=== WORKING DATA ===

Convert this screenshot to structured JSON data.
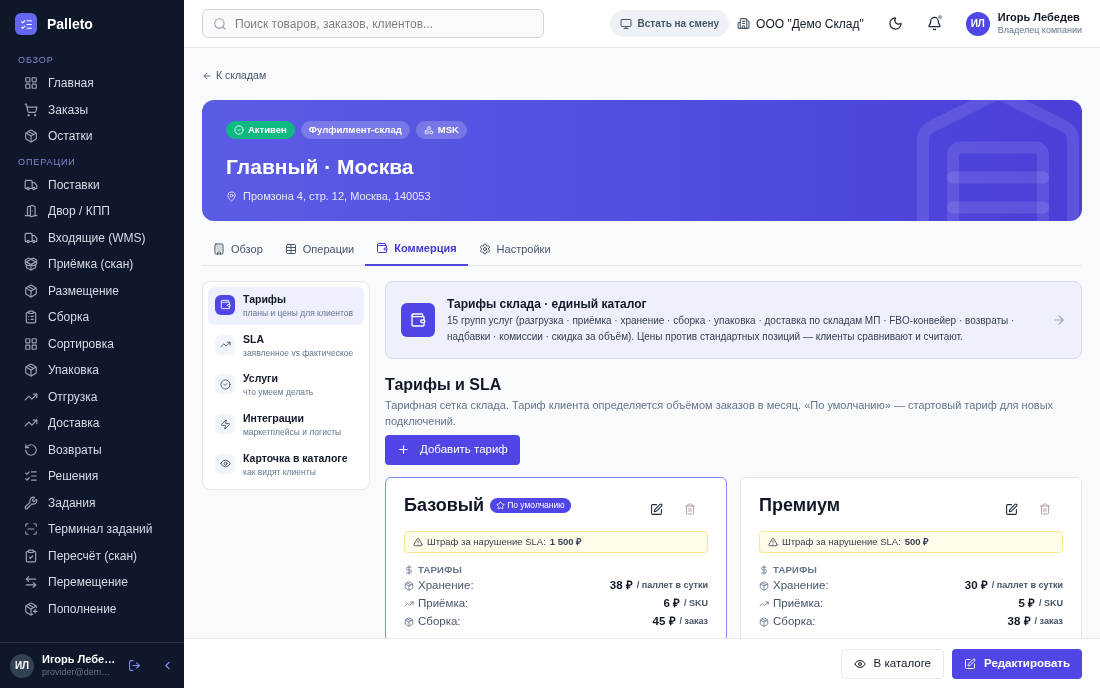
{
  "sidebar": {
    "brand": "Palleto",
    "sections": [
      {
        "title": "ОБЗОР",
        "items": [
          "Главная",
          "Заказы",
          "Остатки"
        ]
      },
      {
        "title": "ОПЕРАЦИИ",
        "items": [
          "Поставки",
          "Двор / КПП",
          "Входящие (WMS)",
          "Приёмка (скан)",
          "Размещение",
          "Сборка",
          "Сортировка",
          "Упаковка",
          "Отгрузка",
          "Доставка",
          "Возвраты",
          "Решения",
          "Задания",
          "Терминал заданий",
          "Пересчёт (скан)",
          "Перемещение",
          "Пополнение"
        ]
      }
    ],
    "user": {
      "initials": "ИЛ",
      "name": "Игорь Лебе…",
      "email": "provider@dem…"
    }
  },
  "topbar": {
    "search": {
      "placeholder": "Поиск товаров, заказов, клиентов..."
    },
    "shift_button": "Встать на смену",
    "company": "ООО \"Демо Склад\"",
    "has_unread": true,
    "user": {
      "initials": "ИЛ",
      "name": "Игорь Лебедев",
      "role": "Владелец компании"
    }
  },
  "back_link": "К складам",
  "hero": {
    "badges": [
      {
        "kind": "status",
        "label": "Активен"
      },
      {
        "kind": "type",
        "label": "Фулфилмент-склад"
      },
      {
        "kind": "region",
        "label": "MSK"
      }
    ],
    "title": "Главный · Москва",
    "address": "Промзона 4, стр. 12, Москва, 140053"
  },
  "tabs": [
    {
      "label": "Обзор",
      "selected": false
    },
    {
      "label": "Операции",
      "selected": false
    },
    {
      "label": "Коммерция",
      "selected": true
    },
    {
      "label": "Настройки",
      "selected": false
    }
  ],
  "submenu": [
    {
      "title": "Тарифы",
      "subtitle": "планы и цены для клиентов",
      "selected": true
    },
    {
      "title": "SLA",
      "subtitle": "заявленное vs фактическое",
      "selected": false
    },
    {
      "title": "Услуги",
      "subtitle": "что умеем делать",
      "selected": false
    },
    {
      "title": "Интеграции",
      "subtitle": "маркетплейсы и логисты",
      "selected": false
    },
    {
      "title": "Карточка в каталоге",
      "subtitle": "как видят клиенты",
      "selected": false
    }
  ],
  "info_card": {
    "title": "Тарифы склада · единый каталог",
    "text": "15 групп услуг (разгрузка · приёмка · хранение · сборка · упаковка · доставка по складам МП · FBO-конвейер · возвраты · надбавки · комиссии · скидка за объём). Цены против стандартных позиций — клиенты сравнивают и считают."
  },
  "section": {
    "title": "Тарифы и SLA",
    "description": "Тарифная сетка склада. Тариф клиента определяется объёмом заказов в месяц. «По умолчанию» — стартовый тариф для новых подключений.",
    "add_button": "Добавить тариф"
  },
  "tariffs": [
    {
      "name": "Базовый",
      "is_default": true,
      "default_label": "По умолчанию",
      "penalty_label": "Штраф за нарушение SLA:",
      "penalty_value": "1 500 ₽",
      "rates_title": "ТАРИФЫ",
      "rates": [
        {
          "label": "Хранение:",
          "value": "38 ₽",
          "unit": "/ паллет в сутки"
        },
        {
          "label": "Приёмка:",
          "value": "6 ₽",
          "unit": "/ SKU"
        },
        {
          "label": "Сборка:",
          "value": "45 ₽",
          "unit": "/ заказ"
        }
      ]
    },
    {
      "name": "Премиум",
      "is_default": false,
      "penalty_label": "Штраф за нарушение SLA:",
      "penalty_value": "500 ₽",
      "rates_title": "ТАРИФЫ",
      "rates": [
        {
          "label": "Хранение:",
          "value": "30 ₽",
          "unit": "/ паллет в сутки"
        },
        {
          "label": "Приёмка:",
          "value": "5 ₽",
          "unit": "/ SKU"
        },
        {
          "label": "Сборка:",
          "value": "38 ₽",
          "unit": "/ заказ"
        }
      ]
    }
  ],
  "footer": {
    "catalog_button": "В каталоге",
    "edit_button": "Редактировать"
  }
}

===

> **SET PROBLEM**
Print the complete listing exactly, apart from any pictures.

> **COMPLETE OUTPUT**
Convert this screenshot to structured JSON data.
{
  "sidebar": {
    "brand": "Palleto",
    "sections": [
      {
        "title": "ОБЗОР",
        "items": [
          "Главная",
          "Заказы",
          "Остатки"
        ]
      },
      {
        "title": "ОПЕРАЦИИ",
        "items": [
          "Поставки",
          "Двор / КПП",
          "Входящие (WMS)",
          "Приёмка (скан)",
          "Размещение",
          "Сборка",
          "Сортировка",
          "Упаковка",
          "Отгрузка",
          "Доставка",
          "Возвраты",
          "Решения",
          "Задания",
          "Терминал заданий",
          "Пересчёт (скан)",
          "Перемещение",
          "Пополнение"
        ]
      }
    ],
    "user": {
      "initials": "ИЛ",
      "name": "Игорь Лебе…",
      "email": "provider@dem…"
    }
  },
  "topbar": {
    "search": {
      "placeholder": "Поиск товаров, заказов, клиентов..."
    },
    "shift_button": "Встать на смену",
    "company": "ООО \"Демо Склад\"",
    "has_unread": true,
    "user": {
      "initials": "ИЛ",
      "name": "Игорь Лебедев",
      "role": "Владелец компании"
    }
  },
  "back_link": "К складам",
  "hero": {
    "badges": [
      {
        "kind": "status",
        "label": "Активен"
      },
      {
        "kind": "type",
        "label": "Фулфилмент-склад"
      },
      {
        "kind": "region",
        "label": "MSK"
      }
    ],
    "title": "Главный · Москва",
    "address": "Промзона 4, стр. 12, Москва, 140053"
  },
  "tabs": [
    {
      "label": "Обзор",
      "selected": false
    },
    {
      "label": "Операции",
      "selected": false
    },
    {
      "label": "Коммерция",
      "selected": true
    },
    {
      "label": "Настройки",
      "selected": false
    }
  ],
  "submenu": [
    {
      "title": "Тарифы",
      "subtitle": "планы и цены для клиентов",
      "selected": true
    },
    {
      "title": "SLA",
      "subtitle": "заявленное vs фактическое",
      "selected": false
    },
    {
      "title": "Услуги",
      "subtitle": "что умеем делать",
      "selected": false
    },
    {
      "title": "Интеграции",
      "subtitle": "маркетплейсы и логисты",
      "selected": false
    },
    {
      "title": "Карточка в каталоге",
      "subtitle": "как видят клиенты",
      "selected": false
    }
  ],
  "info_card": {
    "title": "Тарифы склада · единый каталог",
    "text": "15 групп услуг (разгрузка · приёмка · хранение · сборка · упаковка · доставка по складам МП · FBO-конвейер · возвраты · надбавки · комиссии · скидка за объём). Цены против стандартных позиций — клиенты сравнивают и считают."
  },
  "section": {
    "title": "Тарифы и SLA",
    "description": "Тарифная сетка склада. Тариф клиента определяется объёмом заказов в месяц. «По умолчанию» — стартовый тариф для новых подключений.",
    "add_button": "Добавить тариф"
  },
  "tariffs": [
    {
      "name": "Базовый",
      "is_default": true,
      "default_label": "По умолчанию",
      "penalty_label": "Штраф за нарушение SLA:",
      "penalty_value": "1 500 ₽",
      "rates_title": "ТАРИФЫ",
      "rates": [
        {
          "label": "Хранение:",
          "value": "38 ₽",
          "unit": "/ паллет в сутки"
        },
        {
          "label": "Приёмка:",
          "value": "6 ₽",
          "unit": "/ SKU"
        },
        {
          "label": "Сборка:",
          "value": "45 ₽",
          "unit": "/ заказ"
        }
      ]
    },
    {
      "name": "Премиум",
      "is_default": false,
      "penalty_label": "Штраф за нарушение SLA:",
      "penalty_value": "500 ₽",
      "rates_title": "ТАРИФЫ",
      "rates": [
        {
          "label": "Хранение:",
          "value": "30 ₽",
          "unit": "/ паллет в сутки"
        },
        {
          "label": "Приёмка:",
          "value": "5 ₽",
          "unit": "/ SKU"
        },
        {
          "label": "Сборка:",
          "value": "38 ₽",
          "unit": "/ заказ"
        }
      ]
    }
  ],
  "footer": {
    "catalog_button": "В каталоге",
    "edit_button": "Редактировать"
  }
}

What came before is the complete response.